* _What you should do_
Return each entry exactly, omitting nothing.

Stored data entries:
————

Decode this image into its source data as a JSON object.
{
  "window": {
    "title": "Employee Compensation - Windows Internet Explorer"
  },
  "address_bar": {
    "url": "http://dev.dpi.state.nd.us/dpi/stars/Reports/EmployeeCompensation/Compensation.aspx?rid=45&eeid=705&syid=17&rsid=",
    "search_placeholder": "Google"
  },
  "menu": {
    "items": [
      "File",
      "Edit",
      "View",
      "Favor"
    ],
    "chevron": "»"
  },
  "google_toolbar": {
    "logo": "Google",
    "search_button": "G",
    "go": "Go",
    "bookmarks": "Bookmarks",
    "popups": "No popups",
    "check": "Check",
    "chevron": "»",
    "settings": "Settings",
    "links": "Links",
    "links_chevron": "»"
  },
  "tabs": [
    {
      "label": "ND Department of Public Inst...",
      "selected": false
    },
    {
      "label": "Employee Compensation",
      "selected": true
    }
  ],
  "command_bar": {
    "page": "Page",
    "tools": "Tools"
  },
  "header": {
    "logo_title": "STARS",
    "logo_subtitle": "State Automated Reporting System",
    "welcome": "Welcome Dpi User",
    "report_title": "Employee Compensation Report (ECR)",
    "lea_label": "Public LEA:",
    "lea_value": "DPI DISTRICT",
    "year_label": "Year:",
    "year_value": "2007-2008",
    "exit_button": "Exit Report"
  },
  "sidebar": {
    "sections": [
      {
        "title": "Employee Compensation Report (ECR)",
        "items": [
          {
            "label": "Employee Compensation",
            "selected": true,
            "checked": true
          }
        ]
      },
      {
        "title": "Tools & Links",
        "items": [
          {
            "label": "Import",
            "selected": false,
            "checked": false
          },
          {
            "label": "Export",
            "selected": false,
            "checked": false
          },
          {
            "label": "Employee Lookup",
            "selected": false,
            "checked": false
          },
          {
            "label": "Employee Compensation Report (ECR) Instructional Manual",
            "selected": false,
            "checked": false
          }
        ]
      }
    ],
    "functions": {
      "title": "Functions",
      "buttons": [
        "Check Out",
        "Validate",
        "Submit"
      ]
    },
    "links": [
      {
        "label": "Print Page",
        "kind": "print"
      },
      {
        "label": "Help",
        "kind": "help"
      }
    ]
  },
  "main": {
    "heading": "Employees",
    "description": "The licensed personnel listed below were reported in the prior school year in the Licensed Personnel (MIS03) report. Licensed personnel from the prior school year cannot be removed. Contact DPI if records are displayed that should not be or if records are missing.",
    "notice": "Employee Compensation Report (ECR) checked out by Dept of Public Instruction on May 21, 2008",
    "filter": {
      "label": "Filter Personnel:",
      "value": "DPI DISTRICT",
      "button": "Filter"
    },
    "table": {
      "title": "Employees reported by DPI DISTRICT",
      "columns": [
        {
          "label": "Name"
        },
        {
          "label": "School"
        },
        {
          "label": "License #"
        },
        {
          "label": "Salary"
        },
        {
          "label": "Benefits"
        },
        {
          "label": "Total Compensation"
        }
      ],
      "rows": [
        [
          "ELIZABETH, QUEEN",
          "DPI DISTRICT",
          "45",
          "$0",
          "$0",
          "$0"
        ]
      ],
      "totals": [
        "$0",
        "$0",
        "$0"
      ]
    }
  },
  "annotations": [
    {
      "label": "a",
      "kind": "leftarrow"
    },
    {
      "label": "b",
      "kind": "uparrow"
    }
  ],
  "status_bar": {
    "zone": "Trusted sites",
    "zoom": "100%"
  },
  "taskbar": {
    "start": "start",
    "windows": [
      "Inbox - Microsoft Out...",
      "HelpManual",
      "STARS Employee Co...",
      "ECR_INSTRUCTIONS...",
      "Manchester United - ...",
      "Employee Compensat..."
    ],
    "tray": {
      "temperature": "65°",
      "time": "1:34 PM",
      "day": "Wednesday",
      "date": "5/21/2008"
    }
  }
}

————

* _Exercise solution_
Decode this image into its source data as a JSON object.
{
  "window": {
    "title": "Employee Compensation - Windows Internet Explorer"
  },
  "address_bar": {
    "url": "http://dev.dpi.state.nd.us/dpi/stars/Reports/EmployeeCompensation/Compensation.aspx?rid=45&eeid=705&syid=17&rsid=",
    "search_placeholder": "Google"
  },
  "menu": {
    "items": [
      "File",
      "Edit",
      "View",
      "Favor"
    ],
    "chevron": "»"
  },
  "google_toolbar": {
    "logo": "Google",
    "search_button": "G",
    "go": "Go",
    "bookmarks": "Bookmarks",
    "popups": "No popups",
    "check": "Check",
    "chevron": "»",
    "settings": "Settings",
    "links": "Links",
    "links_chevron": "»"
  },
  "tabs": [
    {
      "label": "ND Department of Public Inst...",
      "selected": false
    },
    {
      "label": "Employee Compensation",
      "selected": true
    }
  ],
  "command_bar": {
    "page": "Page",
    "tools": "Tools"
  },
  "header": {
    "logo_title": "STARS",
    "logo_subtitle": "State Automated Reporting System",
    "welcome": "Welcome Dpi User",
    "report_title": "Employee Compensation Report (ECR)",
    "lea_label": "Public LEA:",
    "lea_value": "DPI DISTRICT",
    "year_label": "Year:",
    "year_value": "2007-2008",
    "exit_button": "Exit Report"
  },
  "sidebar": {
    "sections": [
      {
        "title": "Employee Compensation Report (ECR)",
        "items": [
          {
            "label": "Employee Compensation",
            "selected": true,
            "checked": true
          }
        ]
      },
      {
        "title": "Tools & Links",
        "items": [
          {
            "label": "Import",
            "selected": false,
            "checked": false
          },
          {
            "label": "Export",
            "selected": false,
            "checked": false
          },
          {
            "label": "Employee Lookup",
            "selected": false,
            "checked": false
          },
          {
            "label": "Employee Compensation Report (ECR) Instructional Manual",
            "selected": false,
            "checked": false
          }
        ]
      }
    ],
    "functions": {
      "title": "Functions",
      "buttons": [
        "Check Out",
        "Validate",
        "Submit"
      ]
    },
    "links": [
      {
        "label": "Print Page",
        "kind": "print"
      },
      {
        "label": "Help",
        "kind": "help"
      }
    ]
  },
  "main": {
    "heading": "Employees",
    "description": "The licensed personnel listed below were reported in the prior school year in the Licensed Personnel (MIS03) report. Licensed personnel from the prior school year cannot be removed. Contact DPI if records are displayed that should not be or if records are missing.",
    "notice": "Employee Compensation Report (ECR) checked out by Dept of Public Instruction on May 21, 2008",
    "filter": {
      "label": "Filter Personnel:",
      "value": "DPI DISTRICT",
      "button": "Filter"
    },
    "table": {
      "title": "Employees reported by DPI DISTRICT",
      "columns": [
        {
          "label": "Name"
        },
        {
          "label": "School"
        },
        {
          "label": "License #"
        },
        {
          "label": "Salary"
        },
        {
          "label": "Benefits"
        },
        {
          "label": "Total Compensation"
        }
      ],
      "rows": [
        [
          "ELIZABETH, QUEEN",
          "DPI DISTRICT",
          "45",
          "$0",
          "$0",
          "$0"
        ]
      ],
      "totals": [
        "$0",
        "$0",
        "$0"
      ]
    }
  },
  "annotations": [
    {
      "label": "a",
      "kind": "leftarrow"
    },
    {
      "label": "b",
      "kind": "uparrow"
    }
  ],
  "status_bar": {
    "zone": "Trusted sites",
    "zoom": "100%"
  },
  "taskbar": {
    "start": "start",
    "windows": [
      "Inbox - Microsoft Out...",
      "HelpManual",
      "STARS Employee Co...",
      "ECR_INSTRUCTIONS...",
      "Manchester United - ...",
      "Employee Compensat..."
    ],
    "tray": {
      "temperature": "65°",
      "time": "1:34 PM",
      "day": "Wednesday",
      "date": "5/21/2008"
    }
  }
}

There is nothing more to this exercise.